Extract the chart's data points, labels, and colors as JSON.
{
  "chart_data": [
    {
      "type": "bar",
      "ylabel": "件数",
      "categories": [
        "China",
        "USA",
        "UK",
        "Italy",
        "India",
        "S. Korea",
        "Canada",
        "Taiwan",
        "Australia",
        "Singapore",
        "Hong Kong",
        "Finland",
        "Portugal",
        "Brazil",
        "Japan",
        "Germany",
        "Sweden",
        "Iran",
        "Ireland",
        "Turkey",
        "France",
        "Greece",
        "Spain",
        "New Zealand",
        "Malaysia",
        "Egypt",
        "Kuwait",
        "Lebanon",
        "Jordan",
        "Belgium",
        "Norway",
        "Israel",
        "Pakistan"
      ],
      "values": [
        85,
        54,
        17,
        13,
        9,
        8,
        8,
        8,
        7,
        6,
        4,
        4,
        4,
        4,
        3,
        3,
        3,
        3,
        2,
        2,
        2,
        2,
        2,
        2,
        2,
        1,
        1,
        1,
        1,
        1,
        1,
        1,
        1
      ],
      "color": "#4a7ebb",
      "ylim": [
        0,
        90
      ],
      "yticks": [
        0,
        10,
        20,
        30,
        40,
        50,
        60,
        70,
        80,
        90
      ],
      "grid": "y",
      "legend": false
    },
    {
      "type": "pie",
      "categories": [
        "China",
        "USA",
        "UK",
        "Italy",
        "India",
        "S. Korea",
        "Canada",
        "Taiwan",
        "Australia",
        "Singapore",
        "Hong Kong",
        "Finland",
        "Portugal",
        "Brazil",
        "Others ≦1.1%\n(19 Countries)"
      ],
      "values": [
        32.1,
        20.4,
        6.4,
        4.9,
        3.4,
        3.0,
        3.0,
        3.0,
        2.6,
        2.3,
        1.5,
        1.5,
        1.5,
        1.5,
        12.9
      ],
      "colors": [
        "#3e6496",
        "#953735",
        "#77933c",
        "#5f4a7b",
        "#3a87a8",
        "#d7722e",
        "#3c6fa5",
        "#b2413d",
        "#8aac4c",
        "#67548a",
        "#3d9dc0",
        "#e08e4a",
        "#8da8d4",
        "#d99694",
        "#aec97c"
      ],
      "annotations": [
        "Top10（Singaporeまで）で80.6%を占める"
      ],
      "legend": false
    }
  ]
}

• • • • •

What is expected =
Output the listing above exactly as it appears.

Response =
Extract the chart's data points, labels, and colors as JSON.
{
  "chart_data": [
    {
      "type": "bar",
      "ylabel": "件数",
      "categories": [
        "China",
        "USA",
        "UK",
        "Italy",
        "India",
        "S. Korea",
        "Canada",
        "Taiwan",
        "Australia",
        "Singapore",
        "Hong Kong",
        "Finland",
        "Portugal",
        "Brazil",
        "Japan",
        "Germany",
        "Sweden",
        "Iran",
        "Ireland",
        "Turkey",
        "France",
        "Greece",
        "Spain",
        "New Zealand",
        "Malaysia",
        "Egypt",
        "Kuwait",
        "Lebanon",
        "Jordan",
        "Belgium",
        "Norway",
        "Israel",
        "Pakistan"
      ],
      "values": [
        85,
        54,
        17,
        13,
        9,
        8,
        8,
        8,
        7,
        6,
        4,
        4,
        4,
        4,
        3,
        3,
        3,
        3,
        2,
        2,
        2,
        2,
        2,
        2,
        2,
        1,
        1,
        1,
        1,
        1,
        1,
        1,
        1
      ],
      "color": "#4a7ebb",
      "ylim": [
        0,
        90
      ],
      "yticks": [
        0,
        10,
        20,
        30,
        40,
        50,
        60,
        70,
        80,
        90
      ],
      "grid": "y",
      "legend": false
    },
    {
      "type": "pie",
      "categories": [
        "China",
        "USA",
        "UK",
        "Italy",
        "India",
        "S. Korea",
        "Canada",
        "Taiwan",
        "Australia",
        "Singapore",
        "Hong Kong",
        "Finland",
        "Portugal",
        "Brazil",
        "Others ≦1.1%\n(19 Countries)"
      ],
      "values": [
        32.1,
        20.4,
        6.4,
        4.9,
        3.4,
        3.0,
        3.0,
        3.0,
        2.6,
        2.3,
        1.5,
        1.5,
        1.5,
        1.5,
        12.9
      ],
      "colors": [
        "#3e6496",
        "#953735",
        "#77933c",
        "#5f4a7b",
        "#3a87a8",
        "#d7722e",
        "#3c6fa5",
        "#b2413d",
        "#8aac4c",
        "#67548a",
        "#3d9dc0",
        "#e08e4a",
        "#8da8d4",
        "#d99694",
        "#aec97c"
      ],
      "annotations": [
        "Top10（Singaporeまで）で80.6%を占める"
      ],
      "legend": false
    }
  ]
}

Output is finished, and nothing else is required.